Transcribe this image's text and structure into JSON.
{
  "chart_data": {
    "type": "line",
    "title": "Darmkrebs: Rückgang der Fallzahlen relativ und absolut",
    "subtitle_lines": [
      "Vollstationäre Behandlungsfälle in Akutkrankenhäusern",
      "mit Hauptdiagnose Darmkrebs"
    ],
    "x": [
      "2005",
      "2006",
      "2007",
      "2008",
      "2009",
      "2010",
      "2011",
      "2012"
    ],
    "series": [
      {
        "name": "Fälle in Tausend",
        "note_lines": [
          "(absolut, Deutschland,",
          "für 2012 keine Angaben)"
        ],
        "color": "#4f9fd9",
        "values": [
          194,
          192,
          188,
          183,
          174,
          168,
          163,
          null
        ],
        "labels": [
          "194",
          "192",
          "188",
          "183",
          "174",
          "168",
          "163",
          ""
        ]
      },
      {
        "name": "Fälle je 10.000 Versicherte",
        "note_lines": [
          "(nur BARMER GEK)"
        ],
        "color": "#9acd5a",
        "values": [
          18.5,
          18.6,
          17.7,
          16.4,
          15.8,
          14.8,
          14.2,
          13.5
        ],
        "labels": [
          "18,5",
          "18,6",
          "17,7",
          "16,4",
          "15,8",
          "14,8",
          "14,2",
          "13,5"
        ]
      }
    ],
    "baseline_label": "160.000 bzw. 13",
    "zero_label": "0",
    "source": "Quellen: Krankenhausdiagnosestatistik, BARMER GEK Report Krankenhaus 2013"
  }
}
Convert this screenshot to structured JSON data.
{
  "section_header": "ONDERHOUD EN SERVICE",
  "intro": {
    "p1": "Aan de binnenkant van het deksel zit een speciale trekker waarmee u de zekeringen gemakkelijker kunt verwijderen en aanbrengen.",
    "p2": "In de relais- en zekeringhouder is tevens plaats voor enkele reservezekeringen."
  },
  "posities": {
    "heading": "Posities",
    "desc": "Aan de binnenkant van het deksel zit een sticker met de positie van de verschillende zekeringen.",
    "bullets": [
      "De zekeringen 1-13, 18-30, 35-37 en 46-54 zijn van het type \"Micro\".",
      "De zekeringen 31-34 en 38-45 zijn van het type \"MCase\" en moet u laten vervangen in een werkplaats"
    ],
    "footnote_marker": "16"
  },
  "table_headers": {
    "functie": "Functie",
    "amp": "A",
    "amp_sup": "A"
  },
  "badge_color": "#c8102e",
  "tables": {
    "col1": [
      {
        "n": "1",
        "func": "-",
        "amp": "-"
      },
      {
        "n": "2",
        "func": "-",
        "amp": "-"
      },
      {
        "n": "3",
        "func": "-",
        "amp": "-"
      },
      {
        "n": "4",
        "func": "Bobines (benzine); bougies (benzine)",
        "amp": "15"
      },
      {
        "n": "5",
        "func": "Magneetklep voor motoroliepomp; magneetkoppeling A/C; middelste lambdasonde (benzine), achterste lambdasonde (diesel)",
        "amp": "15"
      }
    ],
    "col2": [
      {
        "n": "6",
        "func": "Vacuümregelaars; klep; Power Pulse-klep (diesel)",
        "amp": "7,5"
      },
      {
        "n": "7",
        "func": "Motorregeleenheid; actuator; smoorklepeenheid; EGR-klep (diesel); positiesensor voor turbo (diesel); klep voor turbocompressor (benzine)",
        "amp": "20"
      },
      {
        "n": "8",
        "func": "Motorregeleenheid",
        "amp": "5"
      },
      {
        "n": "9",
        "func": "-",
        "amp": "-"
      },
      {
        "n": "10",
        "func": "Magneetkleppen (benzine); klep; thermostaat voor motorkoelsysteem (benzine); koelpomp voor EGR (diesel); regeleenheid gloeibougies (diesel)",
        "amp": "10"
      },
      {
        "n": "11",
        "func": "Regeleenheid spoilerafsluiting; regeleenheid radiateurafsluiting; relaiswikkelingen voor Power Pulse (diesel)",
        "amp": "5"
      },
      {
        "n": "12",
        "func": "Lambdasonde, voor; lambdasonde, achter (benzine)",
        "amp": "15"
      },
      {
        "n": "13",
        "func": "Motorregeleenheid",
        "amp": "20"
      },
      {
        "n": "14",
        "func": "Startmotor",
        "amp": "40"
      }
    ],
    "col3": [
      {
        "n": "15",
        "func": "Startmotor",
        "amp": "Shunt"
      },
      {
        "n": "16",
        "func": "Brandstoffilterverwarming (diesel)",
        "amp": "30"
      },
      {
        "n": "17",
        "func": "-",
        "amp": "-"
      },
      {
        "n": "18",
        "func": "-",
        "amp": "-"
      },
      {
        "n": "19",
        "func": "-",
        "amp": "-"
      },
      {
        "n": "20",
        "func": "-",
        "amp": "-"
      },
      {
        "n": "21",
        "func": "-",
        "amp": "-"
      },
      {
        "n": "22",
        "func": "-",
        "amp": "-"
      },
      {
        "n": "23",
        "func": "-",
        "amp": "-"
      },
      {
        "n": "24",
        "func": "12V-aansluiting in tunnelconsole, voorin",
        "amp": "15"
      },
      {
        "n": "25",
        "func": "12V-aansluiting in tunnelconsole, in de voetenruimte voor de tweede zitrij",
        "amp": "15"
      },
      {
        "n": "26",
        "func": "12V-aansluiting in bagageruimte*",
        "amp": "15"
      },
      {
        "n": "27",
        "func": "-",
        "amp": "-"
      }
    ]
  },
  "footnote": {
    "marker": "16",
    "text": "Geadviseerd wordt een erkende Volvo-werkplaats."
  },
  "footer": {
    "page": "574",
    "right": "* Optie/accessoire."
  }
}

****************************************

**STATED GOAL**
Return every line in the listing that contains the word "werkplaats".

**PROBLEM SOLUTION**
      "De zekeringen 31-34 en 38-45 zijn van het type \"MCase\" en moet u laten vervangen in een werkplaats"
    "text": "Geadviseerd wordt een erkende Volvo-werkplaats."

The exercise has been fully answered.